According to the excerpt on inactive hepatitis B carriers, what is the estimated yearly incidence of delayed HBsAg clearance in Western countries?

Excerpt –
▽

Inactive carriers forms the largest group in chronic HBV infected patients. Around 300 million people are inactive carriers The inactive HBsAg carrier state is diagnosed by absence of HBeAg and presence of anti-HBe, undetectable or low levels of HBV DNA in PCR-based assays, repeatedly normal ALT levels, and minimal or no necroinflammation, slight fibrosis, or even normal histology on biopsy [3,4]. Inactive cirrhosis may be present in patients who had active liver disease during the replicative phase of infection. The prognosis of the inactive HBsAg carrier state is usually benign. Long-term follow- up (up to 18 years) of these carriers has indicated that the vast majority show sustained biochemical remission and very low risk of cirrhosis or hepatocellular carcinoma (HCC) [40-42]. Rarely, patients, even noncirrhotics, may develop liver cancer during the inactive HBsAg carrier state [40-43]. In addition, approximately 20 to 30% of persons in the inactive HBsAg carrier state may undergo spontaneous reactivation of hepatitis B during follow-up [29,33,34,40]. Multiple episodes of reactivation or sustained reactivation can cause progressive hepatic damage and even hepatic decompensation. HBV reactivation is usually asymptomatic but on occasion can mimic acute viral hepatitis [44]. Acute flares of hepatitis should be differentiated from superinfection with other hepatotropic viruses. As many as 20 to 30% of these acute exacerbations may be caused by superinfection with HDV, HCV, or hepatitis A virus and can be associated with an increased risk of fulminant hepatic failure [44]. Some carriers eventually become HBsAg negative and develop anti-HBs. The incidence of delayed HBsAg clearance has been estimated to be 1 to 2% per year in Western countries, where HBV infection is usually acquired in adulthood, but a lower rate from 0.05 to 0.8% per year in endemic areas, where HBV infection is mostly acquired perinatally or in early childhood. Clearance of HBsAg has been reported to be higher in women than in men and in older than younger carriers. Prognosis is improved by loss of HBsAg as liver disease is usually inactive and nonprogressive, but HBsAg clearance does not completely prevent occurrence of decompensation or HCC in patients who have already developed cirrhosis [45,46].

△

Record set –
▽

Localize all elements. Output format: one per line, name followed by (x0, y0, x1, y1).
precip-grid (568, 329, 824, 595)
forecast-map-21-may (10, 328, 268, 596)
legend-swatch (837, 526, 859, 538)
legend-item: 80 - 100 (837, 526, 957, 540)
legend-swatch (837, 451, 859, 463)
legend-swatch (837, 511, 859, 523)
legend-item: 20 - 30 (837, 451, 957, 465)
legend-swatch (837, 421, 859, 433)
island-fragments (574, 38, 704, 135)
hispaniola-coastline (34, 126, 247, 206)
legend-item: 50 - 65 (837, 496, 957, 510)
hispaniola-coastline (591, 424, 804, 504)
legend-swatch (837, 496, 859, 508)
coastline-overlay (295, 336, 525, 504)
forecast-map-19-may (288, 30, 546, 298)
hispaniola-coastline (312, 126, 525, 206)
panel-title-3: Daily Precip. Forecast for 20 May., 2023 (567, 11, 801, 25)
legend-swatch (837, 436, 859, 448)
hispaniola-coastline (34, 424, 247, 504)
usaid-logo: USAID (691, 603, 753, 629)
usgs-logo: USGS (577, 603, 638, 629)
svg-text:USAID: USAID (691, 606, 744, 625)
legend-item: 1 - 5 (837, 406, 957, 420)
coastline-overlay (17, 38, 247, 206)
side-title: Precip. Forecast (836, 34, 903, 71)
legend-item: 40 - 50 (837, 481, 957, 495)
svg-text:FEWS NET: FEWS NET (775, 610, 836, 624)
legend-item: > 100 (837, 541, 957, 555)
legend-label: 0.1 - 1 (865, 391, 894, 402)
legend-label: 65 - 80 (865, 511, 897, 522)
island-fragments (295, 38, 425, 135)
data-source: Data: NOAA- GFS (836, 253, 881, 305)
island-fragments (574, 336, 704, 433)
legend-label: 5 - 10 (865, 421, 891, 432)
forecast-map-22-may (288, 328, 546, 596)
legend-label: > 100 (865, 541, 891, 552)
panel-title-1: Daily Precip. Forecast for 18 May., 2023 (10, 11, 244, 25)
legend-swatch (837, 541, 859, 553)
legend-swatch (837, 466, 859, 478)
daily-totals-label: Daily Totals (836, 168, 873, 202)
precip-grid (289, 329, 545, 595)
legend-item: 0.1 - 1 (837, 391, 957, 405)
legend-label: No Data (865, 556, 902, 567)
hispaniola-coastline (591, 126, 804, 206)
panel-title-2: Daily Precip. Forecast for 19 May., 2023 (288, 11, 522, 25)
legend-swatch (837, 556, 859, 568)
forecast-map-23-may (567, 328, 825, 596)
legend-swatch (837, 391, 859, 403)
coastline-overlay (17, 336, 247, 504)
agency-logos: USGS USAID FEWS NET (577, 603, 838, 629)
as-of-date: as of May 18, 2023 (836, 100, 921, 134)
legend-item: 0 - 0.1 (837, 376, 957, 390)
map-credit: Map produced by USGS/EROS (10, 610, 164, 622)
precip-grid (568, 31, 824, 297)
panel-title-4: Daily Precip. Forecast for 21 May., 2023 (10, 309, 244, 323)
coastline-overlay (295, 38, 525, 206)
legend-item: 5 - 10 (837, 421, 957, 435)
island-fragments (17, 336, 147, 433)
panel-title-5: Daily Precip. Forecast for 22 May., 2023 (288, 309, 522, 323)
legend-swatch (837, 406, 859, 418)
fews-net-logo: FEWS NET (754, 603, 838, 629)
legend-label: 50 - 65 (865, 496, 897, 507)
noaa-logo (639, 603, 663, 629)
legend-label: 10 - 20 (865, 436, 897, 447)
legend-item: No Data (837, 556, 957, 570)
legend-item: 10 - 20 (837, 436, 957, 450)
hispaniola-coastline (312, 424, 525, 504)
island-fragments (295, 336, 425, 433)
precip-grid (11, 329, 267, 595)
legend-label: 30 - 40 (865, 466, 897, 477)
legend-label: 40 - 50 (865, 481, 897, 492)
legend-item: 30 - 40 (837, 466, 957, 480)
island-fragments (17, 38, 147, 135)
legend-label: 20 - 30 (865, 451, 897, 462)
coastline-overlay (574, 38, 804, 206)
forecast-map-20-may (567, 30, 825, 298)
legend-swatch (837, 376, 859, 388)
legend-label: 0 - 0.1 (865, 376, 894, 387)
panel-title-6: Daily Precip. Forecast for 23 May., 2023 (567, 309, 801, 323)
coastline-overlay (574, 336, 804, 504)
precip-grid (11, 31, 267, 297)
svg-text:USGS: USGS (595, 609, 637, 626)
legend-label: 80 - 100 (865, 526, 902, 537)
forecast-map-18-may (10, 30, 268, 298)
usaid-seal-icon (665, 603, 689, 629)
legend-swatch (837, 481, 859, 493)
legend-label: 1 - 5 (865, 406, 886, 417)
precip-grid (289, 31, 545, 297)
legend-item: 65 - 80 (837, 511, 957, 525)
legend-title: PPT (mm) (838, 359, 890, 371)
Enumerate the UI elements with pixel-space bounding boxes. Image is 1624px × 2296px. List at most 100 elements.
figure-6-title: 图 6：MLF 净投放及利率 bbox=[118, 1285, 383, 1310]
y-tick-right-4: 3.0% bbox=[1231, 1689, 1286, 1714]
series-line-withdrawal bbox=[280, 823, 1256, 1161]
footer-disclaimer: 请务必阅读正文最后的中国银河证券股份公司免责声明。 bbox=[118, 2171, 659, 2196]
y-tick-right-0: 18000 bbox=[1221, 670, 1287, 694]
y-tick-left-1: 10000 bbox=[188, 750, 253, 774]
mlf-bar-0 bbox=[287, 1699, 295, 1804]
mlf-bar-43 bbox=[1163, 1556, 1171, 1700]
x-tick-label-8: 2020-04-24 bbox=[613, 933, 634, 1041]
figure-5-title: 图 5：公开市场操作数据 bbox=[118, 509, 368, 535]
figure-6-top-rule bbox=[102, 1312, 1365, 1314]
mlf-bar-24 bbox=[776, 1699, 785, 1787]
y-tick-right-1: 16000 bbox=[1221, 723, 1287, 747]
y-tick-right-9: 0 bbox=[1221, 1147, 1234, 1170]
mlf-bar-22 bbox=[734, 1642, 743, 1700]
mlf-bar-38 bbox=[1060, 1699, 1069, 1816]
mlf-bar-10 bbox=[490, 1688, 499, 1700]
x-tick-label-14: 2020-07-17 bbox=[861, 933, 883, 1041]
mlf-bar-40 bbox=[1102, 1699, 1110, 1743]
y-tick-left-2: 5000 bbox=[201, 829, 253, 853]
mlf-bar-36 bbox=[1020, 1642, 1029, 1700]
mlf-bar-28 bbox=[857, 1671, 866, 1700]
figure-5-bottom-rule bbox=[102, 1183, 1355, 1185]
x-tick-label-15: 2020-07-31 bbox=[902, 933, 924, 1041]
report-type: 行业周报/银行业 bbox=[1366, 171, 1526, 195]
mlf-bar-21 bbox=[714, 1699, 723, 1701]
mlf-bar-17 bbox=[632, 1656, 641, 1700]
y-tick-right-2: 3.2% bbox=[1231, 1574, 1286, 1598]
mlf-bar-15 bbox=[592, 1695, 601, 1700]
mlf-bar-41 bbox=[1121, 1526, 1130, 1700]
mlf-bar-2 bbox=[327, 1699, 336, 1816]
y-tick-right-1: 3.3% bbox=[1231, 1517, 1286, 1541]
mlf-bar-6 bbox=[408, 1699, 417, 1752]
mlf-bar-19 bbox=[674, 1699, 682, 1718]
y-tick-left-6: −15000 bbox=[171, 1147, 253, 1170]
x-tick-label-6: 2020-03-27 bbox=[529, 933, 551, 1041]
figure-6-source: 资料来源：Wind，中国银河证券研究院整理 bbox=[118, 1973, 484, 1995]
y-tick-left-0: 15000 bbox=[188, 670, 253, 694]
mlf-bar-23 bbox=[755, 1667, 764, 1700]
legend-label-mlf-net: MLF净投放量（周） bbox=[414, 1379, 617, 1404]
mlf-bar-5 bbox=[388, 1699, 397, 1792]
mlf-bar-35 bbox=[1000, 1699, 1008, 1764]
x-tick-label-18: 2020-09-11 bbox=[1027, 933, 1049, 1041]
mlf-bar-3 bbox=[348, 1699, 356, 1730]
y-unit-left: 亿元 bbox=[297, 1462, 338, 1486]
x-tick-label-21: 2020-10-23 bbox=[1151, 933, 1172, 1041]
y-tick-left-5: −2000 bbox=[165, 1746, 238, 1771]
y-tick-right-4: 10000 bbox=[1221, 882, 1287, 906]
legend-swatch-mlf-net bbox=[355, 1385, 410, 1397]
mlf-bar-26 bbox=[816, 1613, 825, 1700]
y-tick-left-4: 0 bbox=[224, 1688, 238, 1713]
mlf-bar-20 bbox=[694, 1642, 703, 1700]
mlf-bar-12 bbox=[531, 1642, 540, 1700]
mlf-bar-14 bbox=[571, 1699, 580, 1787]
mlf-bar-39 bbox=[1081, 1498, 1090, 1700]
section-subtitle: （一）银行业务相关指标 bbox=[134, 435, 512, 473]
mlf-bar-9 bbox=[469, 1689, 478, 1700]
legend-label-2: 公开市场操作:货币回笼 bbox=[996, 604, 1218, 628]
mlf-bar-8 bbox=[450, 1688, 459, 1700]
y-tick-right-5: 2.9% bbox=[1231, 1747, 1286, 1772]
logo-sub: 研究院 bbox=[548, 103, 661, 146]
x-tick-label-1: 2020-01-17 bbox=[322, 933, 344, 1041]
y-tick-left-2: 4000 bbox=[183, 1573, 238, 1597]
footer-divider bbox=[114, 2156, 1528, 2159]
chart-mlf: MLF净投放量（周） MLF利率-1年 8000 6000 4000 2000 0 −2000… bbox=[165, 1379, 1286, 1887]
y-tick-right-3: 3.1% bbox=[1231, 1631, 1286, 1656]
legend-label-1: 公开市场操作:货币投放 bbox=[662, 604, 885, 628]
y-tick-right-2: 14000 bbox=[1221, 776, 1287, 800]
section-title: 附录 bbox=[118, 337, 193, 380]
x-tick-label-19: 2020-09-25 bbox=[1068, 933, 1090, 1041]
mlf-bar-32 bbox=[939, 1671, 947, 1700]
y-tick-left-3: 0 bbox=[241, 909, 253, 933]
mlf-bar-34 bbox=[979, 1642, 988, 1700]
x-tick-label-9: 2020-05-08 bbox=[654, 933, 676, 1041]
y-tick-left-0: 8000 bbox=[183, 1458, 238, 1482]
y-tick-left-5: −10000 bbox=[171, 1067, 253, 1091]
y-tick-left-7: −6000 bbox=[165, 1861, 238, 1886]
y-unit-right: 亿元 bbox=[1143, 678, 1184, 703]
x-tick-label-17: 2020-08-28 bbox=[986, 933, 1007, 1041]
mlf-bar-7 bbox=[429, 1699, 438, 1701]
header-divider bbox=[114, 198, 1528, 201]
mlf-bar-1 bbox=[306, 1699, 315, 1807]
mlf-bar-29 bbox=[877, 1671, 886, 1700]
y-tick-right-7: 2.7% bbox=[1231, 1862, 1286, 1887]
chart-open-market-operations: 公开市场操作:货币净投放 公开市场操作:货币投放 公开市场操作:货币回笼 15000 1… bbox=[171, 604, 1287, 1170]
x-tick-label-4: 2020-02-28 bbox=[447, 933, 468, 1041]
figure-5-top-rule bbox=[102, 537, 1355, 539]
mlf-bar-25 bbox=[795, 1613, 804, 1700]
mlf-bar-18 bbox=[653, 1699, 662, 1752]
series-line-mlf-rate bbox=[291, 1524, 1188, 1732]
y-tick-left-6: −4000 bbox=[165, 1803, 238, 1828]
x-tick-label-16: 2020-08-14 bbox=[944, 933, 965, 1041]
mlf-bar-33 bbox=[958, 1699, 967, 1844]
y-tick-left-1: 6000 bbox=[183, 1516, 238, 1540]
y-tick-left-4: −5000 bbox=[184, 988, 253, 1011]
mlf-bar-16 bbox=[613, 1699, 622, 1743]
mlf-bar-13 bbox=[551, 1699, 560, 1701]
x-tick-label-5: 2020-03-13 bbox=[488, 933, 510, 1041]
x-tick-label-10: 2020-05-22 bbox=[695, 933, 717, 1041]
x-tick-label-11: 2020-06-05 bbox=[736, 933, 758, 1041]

△

Solution for this task – 1 to 2% per year